• **Provided records**
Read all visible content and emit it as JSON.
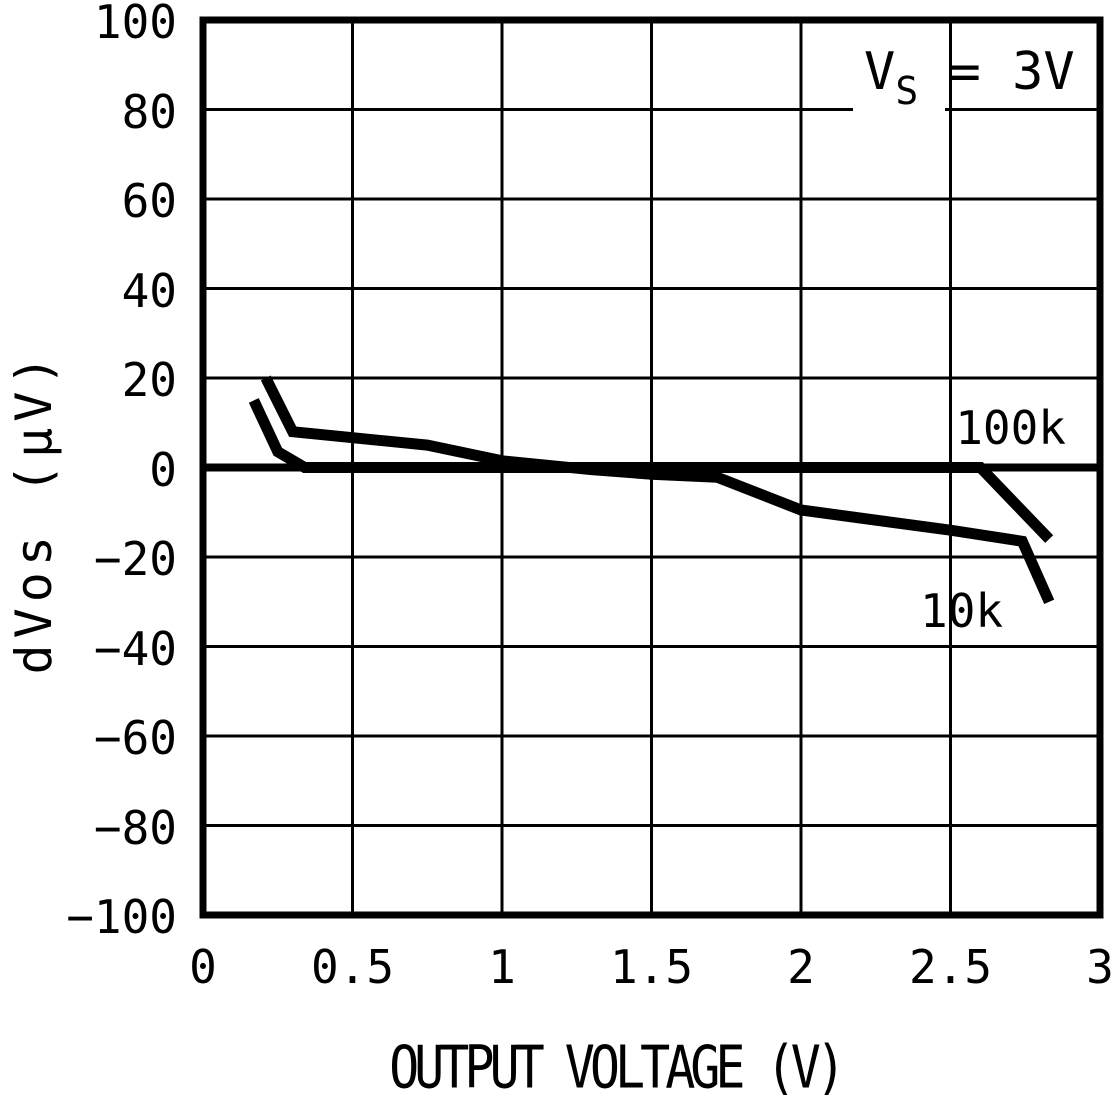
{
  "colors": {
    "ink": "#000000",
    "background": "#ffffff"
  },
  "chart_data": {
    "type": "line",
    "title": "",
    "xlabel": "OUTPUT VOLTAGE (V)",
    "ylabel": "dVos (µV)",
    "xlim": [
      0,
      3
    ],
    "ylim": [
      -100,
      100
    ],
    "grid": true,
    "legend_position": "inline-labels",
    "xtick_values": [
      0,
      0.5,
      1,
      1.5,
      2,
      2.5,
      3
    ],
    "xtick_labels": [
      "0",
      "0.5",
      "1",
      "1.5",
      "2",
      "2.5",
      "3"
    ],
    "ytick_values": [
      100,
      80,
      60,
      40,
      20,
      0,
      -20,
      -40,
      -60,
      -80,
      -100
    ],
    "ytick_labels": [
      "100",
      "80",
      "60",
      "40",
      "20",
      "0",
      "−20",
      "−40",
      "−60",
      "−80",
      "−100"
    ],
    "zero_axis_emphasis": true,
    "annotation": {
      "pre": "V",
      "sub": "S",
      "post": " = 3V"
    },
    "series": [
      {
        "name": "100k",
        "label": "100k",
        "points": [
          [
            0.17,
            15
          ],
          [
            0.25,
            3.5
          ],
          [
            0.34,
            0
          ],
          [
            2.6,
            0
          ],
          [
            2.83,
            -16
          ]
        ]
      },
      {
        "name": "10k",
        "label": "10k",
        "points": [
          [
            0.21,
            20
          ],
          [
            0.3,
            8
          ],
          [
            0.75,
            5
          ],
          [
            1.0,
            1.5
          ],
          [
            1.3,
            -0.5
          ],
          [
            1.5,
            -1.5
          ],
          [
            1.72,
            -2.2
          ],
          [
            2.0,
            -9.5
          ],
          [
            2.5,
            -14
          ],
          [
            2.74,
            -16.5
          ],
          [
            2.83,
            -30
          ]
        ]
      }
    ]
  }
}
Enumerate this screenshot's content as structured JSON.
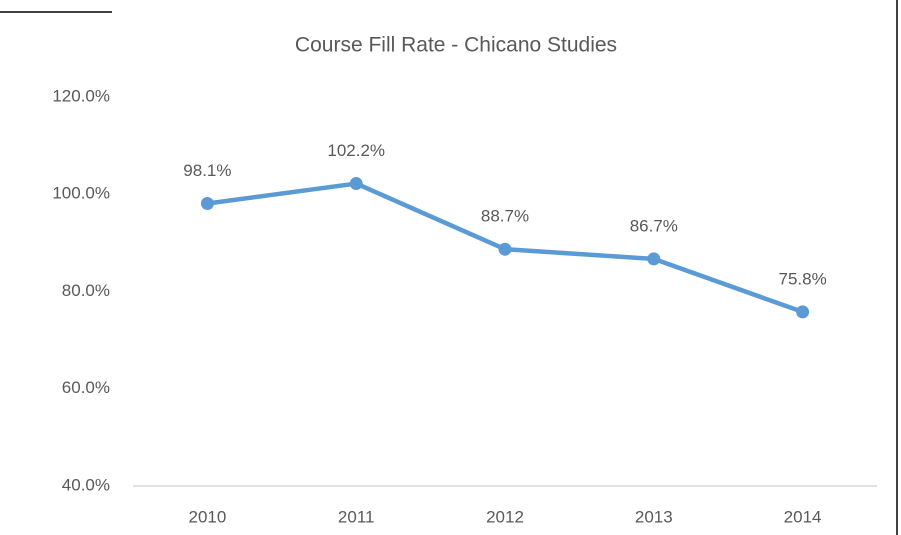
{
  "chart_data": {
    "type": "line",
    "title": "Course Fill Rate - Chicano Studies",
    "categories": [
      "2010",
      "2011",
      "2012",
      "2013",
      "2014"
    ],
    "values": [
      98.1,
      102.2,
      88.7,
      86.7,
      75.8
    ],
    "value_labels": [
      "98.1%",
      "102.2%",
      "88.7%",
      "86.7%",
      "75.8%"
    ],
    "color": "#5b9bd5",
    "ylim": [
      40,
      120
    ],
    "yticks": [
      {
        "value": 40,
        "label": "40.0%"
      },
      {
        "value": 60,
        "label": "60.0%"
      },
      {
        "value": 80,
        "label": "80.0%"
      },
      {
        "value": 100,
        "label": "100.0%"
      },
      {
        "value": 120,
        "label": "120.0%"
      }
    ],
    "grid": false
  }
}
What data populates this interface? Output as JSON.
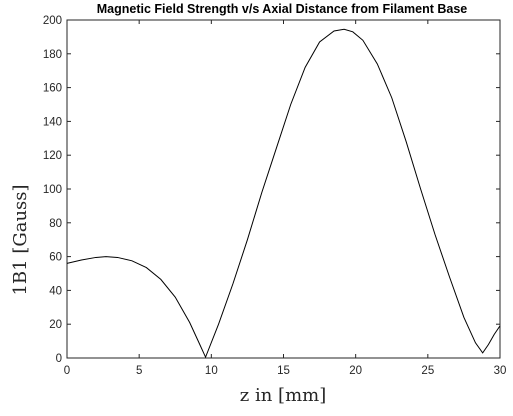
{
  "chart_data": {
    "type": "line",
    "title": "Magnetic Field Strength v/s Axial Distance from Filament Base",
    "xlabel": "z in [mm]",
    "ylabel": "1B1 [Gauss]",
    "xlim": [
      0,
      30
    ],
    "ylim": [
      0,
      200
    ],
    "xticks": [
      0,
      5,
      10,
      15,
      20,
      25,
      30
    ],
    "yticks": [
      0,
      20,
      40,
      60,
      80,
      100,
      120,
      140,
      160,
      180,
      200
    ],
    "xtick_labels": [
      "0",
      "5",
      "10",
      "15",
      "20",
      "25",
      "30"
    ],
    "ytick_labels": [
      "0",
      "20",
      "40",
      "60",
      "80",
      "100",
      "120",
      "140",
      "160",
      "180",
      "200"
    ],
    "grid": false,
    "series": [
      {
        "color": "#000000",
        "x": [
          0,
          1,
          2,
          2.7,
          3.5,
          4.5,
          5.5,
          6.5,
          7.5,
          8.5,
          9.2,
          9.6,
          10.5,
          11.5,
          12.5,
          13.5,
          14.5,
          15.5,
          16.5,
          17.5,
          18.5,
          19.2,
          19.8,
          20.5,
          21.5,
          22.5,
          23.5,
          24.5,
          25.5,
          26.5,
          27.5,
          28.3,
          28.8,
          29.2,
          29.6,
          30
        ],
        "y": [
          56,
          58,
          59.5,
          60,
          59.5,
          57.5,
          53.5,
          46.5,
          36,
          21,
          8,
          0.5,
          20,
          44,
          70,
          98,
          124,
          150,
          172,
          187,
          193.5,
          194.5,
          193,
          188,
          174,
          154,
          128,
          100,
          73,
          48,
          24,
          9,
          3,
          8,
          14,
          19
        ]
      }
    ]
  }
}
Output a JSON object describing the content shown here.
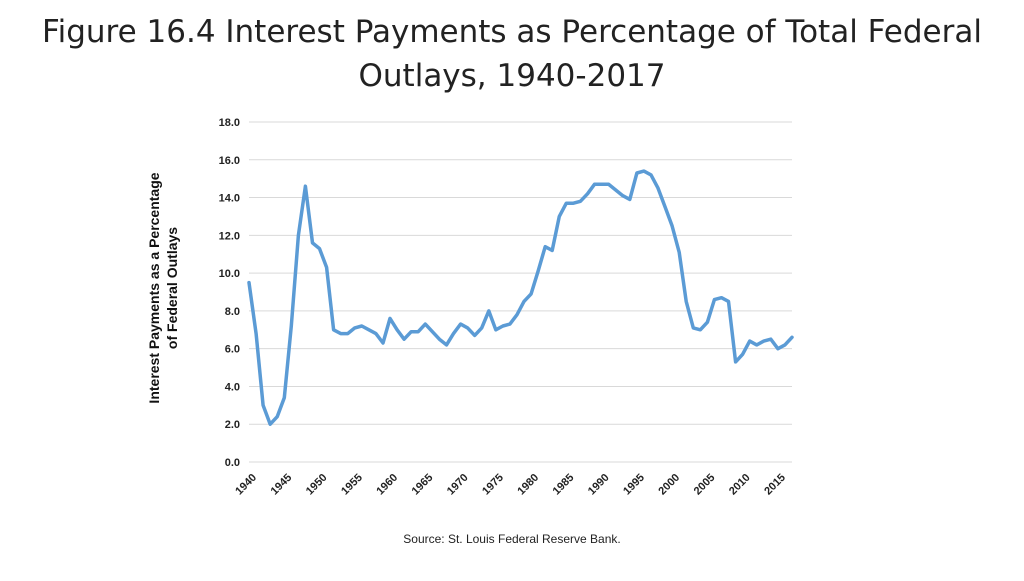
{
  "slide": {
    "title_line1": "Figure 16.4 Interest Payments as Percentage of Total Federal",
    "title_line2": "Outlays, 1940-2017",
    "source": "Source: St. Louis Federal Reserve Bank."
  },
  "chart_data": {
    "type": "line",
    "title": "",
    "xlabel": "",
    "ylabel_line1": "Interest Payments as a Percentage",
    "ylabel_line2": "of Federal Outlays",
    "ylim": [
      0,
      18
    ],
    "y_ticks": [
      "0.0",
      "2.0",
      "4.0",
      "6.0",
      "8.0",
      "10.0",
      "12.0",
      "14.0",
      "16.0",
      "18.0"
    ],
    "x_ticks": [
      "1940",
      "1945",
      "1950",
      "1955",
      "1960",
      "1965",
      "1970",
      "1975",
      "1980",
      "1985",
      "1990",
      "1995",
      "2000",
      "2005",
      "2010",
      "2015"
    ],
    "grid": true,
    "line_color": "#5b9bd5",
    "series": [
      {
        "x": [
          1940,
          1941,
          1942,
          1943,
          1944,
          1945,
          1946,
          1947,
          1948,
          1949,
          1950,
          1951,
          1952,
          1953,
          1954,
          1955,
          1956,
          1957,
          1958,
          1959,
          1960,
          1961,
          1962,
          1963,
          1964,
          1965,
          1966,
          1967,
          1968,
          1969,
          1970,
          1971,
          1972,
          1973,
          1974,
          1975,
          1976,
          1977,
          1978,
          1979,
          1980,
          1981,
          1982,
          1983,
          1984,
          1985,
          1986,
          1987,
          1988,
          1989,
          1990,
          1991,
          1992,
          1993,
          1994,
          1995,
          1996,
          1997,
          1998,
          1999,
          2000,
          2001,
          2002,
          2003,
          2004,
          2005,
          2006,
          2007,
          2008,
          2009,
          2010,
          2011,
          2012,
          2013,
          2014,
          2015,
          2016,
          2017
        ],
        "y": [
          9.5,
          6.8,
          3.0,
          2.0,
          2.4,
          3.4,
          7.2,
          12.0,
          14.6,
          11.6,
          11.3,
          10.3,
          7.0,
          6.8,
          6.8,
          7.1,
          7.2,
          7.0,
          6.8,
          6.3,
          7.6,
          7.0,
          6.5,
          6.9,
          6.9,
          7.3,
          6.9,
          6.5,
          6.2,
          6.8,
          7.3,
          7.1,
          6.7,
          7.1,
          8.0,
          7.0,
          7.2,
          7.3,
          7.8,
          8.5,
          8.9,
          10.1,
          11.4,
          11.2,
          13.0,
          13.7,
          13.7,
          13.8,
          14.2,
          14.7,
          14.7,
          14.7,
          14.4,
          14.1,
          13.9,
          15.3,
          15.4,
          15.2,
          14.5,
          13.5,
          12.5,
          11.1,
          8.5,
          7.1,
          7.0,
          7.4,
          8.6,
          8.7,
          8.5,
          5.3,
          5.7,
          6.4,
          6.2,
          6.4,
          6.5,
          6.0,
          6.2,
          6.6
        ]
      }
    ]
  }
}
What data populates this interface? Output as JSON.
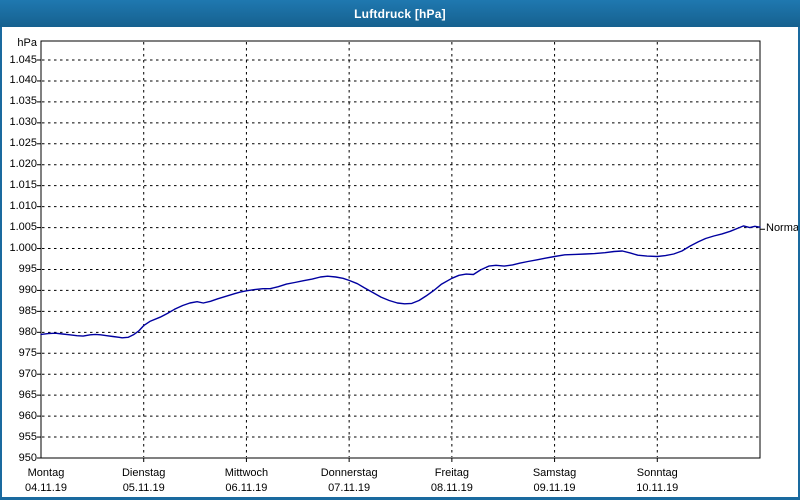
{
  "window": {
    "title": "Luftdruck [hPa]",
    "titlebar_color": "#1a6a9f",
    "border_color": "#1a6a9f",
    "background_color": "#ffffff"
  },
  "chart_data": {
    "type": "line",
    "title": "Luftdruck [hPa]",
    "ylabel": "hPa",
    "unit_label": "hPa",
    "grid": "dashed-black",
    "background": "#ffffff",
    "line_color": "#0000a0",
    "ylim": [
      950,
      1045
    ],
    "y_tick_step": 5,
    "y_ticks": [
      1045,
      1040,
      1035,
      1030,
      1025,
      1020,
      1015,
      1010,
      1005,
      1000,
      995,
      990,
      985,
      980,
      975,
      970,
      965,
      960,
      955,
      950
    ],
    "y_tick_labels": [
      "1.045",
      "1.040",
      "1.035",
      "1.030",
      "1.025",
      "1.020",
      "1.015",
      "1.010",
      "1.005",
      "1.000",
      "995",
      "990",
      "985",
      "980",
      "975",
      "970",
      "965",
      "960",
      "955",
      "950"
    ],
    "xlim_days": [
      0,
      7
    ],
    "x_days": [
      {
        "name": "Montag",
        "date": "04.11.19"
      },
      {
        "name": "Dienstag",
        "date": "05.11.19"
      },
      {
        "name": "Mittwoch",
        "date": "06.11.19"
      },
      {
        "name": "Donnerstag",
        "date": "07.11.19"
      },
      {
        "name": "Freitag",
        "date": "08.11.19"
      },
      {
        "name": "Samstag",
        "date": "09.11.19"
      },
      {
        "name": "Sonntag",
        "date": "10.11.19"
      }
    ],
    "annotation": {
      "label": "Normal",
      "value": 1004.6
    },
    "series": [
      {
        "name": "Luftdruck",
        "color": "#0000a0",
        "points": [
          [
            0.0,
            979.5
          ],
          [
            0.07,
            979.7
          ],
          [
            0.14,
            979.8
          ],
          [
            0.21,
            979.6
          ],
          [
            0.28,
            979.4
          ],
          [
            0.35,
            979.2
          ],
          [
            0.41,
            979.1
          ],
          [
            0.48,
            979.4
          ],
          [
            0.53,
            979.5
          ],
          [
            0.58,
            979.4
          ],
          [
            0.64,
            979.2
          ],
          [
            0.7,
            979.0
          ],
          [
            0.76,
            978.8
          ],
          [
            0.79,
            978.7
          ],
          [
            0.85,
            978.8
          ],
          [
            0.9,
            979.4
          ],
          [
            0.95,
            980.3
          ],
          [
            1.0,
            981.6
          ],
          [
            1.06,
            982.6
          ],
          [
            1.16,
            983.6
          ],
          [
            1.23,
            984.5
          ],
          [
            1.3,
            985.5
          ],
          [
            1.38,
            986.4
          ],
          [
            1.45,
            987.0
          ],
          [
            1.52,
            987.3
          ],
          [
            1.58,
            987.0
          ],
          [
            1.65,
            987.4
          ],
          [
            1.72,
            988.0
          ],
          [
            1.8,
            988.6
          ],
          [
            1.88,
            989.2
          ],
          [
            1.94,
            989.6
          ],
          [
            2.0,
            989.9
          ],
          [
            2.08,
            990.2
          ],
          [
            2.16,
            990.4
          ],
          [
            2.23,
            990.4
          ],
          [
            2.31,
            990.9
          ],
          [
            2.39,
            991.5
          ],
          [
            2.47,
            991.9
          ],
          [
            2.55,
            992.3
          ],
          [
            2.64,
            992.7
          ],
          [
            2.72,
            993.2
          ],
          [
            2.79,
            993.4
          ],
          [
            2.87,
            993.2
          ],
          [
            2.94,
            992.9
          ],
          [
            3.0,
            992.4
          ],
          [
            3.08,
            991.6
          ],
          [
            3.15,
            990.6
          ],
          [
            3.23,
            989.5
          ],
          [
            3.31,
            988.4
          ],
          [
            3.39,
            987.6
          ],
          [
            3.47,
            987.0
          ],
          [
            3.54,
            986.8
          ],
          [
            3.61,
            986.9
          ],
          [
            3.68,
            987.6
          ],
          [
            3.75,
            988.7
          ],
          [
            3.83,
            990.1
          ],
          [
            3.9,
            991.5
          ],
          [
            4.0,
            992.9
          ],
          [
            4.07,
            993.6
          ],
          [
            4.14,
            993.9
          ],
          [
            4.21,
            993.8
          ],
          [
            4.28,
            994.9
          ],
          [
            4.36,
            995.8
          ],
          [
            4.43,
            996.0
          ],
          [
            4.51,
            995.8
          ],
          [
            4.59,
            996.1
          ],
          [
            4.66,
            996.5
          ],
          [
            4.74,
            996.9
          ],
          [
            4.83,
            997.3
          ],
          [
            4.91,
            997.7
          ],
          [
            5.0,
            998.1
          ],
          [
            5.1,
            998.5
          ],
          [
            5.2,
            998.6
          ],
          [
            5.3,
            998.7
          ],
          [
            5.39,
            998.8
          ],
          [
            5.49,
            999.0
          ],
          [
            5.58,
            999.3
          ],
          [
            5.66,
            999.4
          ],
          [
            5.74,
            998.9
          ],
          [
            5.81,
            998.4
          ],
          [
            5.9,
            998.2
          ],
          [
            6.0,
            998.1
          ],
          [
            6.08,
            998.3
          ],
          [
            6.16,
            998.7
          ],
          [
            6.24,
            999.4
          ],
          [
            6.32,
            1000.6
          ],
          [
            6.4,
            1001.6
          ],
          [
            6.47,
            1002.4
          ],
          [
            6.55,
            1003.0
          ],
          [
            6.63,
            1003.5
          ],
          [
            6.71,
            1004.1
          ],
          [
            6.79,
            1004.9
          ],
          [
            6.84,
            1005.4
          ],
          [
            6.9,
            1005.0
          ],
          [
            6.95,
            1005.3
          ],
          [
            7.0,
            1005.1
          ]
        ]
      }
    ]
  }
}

• **Request**
Select and copy each line from the data that includes the word "xlabel".

• **Solution to this exercise**
    "xlabel": "OUTPUT VOLTAGE (V)",
    "xlabel": "z in [mm]",
    "xlabel": "",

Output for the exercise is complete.